◆ **Document**
□ □ □ □ □ □ □
Edit: I elaborated the question regarding prefix . Whenever I run sklearn.fit() , two files with same name sagemaker-scikit-learn-xyz-000 are getting created in my S3 bucket. One created inside my <bucket>/<prefix>/output_data_dir/sagemaker-scikit-learn-xyz-000/debug-output/training_job_end.ts and other file is created in <bucket>/sagemaker-scikit-learn-xyz-000/source/sourcedir.tar.gz . Why is the second file not created inside my <prefix> like the first one? What is contained in sourcedir.tar.gz file?

I am not sure if your model is really stored, if you can't find it in S3. While you define a function with the call of joblib.dump in your entry point script, I am having the call at the end of the main. For example:

# persist model
path = os.path.join(args.model_dir, "model.joblib")
joblib.dump(myestimator, path)
print('model persisted at ' + path)
□ □ □ □ □ □ □
◆ **Given instruction A**
Copy every line of the stored data entries in Block 1 exactly as they appear, leaving out the picture.
The SageMaker text has no connection to the stored data entries.

[Stored data]
□ □ □ □ □ □ □
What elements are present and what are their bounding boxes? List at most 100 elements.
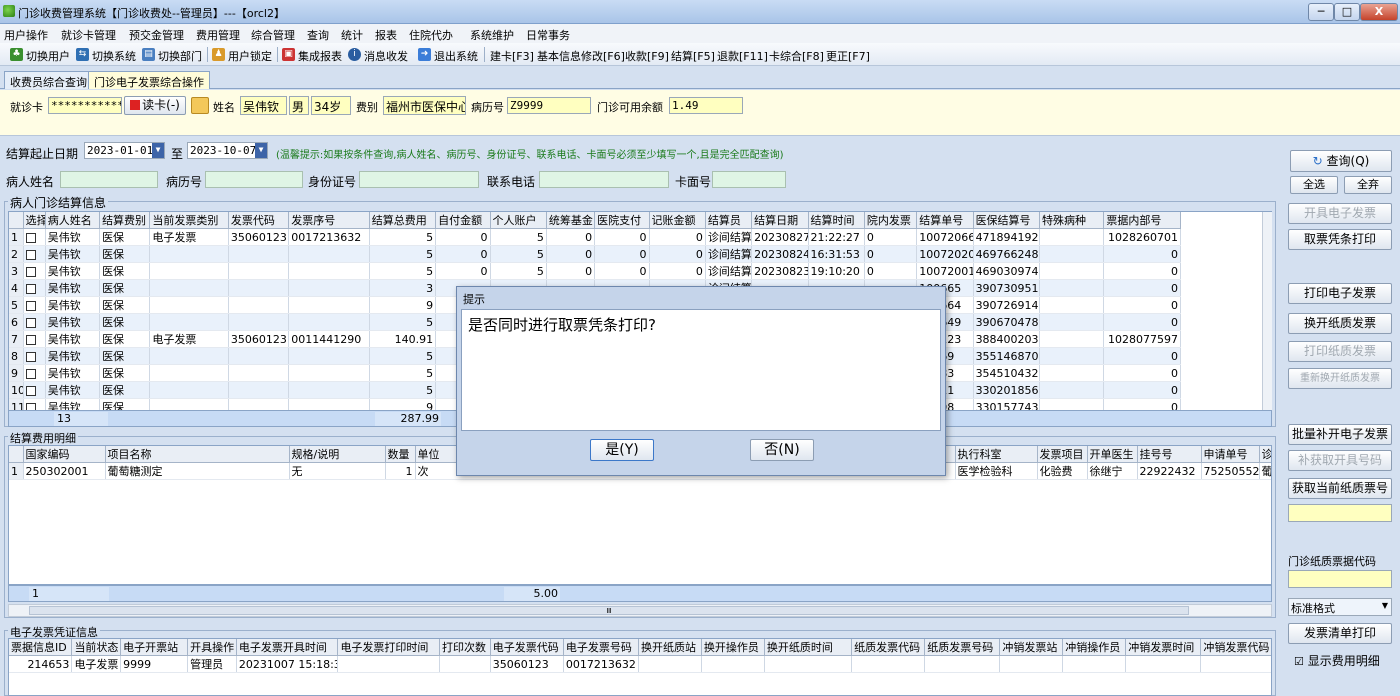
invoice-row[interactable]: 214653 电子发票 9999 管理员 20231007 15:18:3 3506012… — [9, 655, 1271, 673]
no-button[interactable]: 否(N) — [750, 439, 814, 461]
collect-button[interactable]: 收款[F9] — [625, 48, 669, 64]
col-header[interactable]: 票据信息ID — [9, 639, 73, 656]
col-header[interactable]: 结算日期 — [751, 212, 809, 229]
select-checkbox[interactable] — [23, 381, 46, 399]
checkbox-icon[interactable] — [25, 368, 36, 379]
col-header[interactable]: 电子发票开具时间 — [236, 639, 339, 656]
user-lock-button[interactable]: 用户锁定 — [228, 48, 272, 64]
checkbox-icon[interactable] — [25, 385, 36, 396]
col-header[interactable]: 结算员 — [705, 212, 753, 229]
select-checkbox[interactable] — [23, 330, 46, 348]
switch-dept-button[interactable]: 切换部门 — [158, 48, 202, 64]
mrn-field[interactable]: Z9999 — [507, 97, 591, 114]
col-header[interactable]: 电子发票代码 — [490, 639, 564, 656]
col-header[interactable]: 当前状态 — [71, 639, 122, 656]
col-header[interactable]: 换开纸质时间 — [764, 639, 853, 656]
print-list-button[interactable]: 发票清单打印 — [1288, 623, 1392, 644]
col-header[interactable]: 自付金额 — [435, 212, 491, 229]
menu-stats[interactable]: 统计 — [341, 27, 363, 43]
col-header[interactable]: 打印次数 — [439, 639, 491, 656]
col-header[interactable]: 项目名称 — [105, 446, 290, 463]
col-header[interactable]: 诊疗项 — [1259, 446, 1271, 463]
□ □ □ □ □ □ □
◆ **Given instruction B**
Rewrite the part of the SageMaker text that opens with the words containing "Edit: I elaborated" and closes with "joblib.dump(myestimator, path)", replacing "S3" with "object storage".

◆ **Right answer A**
What elements are present and what are their bounding boxes? List at most 100 elements.
invoice-row[interactable]: 214653 电子发票 9999 管理员 20231007 15:18:3 3506012… — [9, 655, 1271, 673]
no-button[interactable]: 否(N) — [750, 439, 814, 461]
collect-button[interactable]: 收款[F9] — [625, 48, 669, 64]
col-header[interactable]: 票据信息ID — [9, 639, 73, 656]
col-header[interactable]: 结算日期 — [751, 212, 809, 229]
select-checkbox[interactable] — [23, 381, 46, 399]
checkbox-icon[interactable] — [25, 368, 36, 379]
col-header[interactable]: 电子发票开具时间 — [236, 639, 339, 656]
user-lock-button[interactable]: 用户锁定 — [228, 48, 272, 64]
checkbox-icon[interactable] — [25, 385, 36, 396]
col-header[interactable]: 结算员 — [705, 212, 753, 229]
select-checkbox[interactable] — [23, 330, 46, 348]
switch-dept-button[interactable]: 切换部门 — [158, 48, 202, 64]
mrn-field[interactable]: Z9999 — [507, 97, 591, 114]
col-header[interactable]: 电子发票代码 — [490, 639, 564, 656]
col-header[interactable]: 当前状态 — [71, 639, 122, 656]
col-header[interactable]: 换开纸质时间 — [764, 639, 853, 656]
print-list-button[interactable]: 发票清单打印 — [1288, 623, 1392, 644]
col-header[interactable]: 自付金额 — [435, 212, 491, 229]
menu-stats[interactable]: 统计 — [341, 27, 363, 43]
col-header[interactable]: 打印次数 — [439, 639, 491, 656]
col-header[interactable]: 项目名称 — [105, 446, 290, 463]
col-header[interactable]: 诊疗项 — [1259, 446, 1271, 463]

◆ **Right answer B**
Edit: I elaborated the question regarding prefix . Whenever I run sklearn.fit() , two files with same name sagemaker-scikit-learn-xyz-000 are getting created in my object storage bucket. One created inside my <bucket>/<prefix>/output_data_dir/sagemaker-scikit-learn-xyz-000/debug-output/training_job_end.ts and other file is created in <bucket>/sagemaker-scikit-learn-xyz-000/source/sourcedir.tar.gz . Why is the second file not created inside my <prefix> like the first one? What is contained in sourcedir.tar.gz file?

I am not sure if your model is really stored, if you can't find it in object storage. While you define a function with the call of joblib.dump in your entry point script, I am having the call at the end of the main. For example:

# persist model
path = os.path.join(args.model_dir, "model.joblib")
joblib.dump(myestimator, path)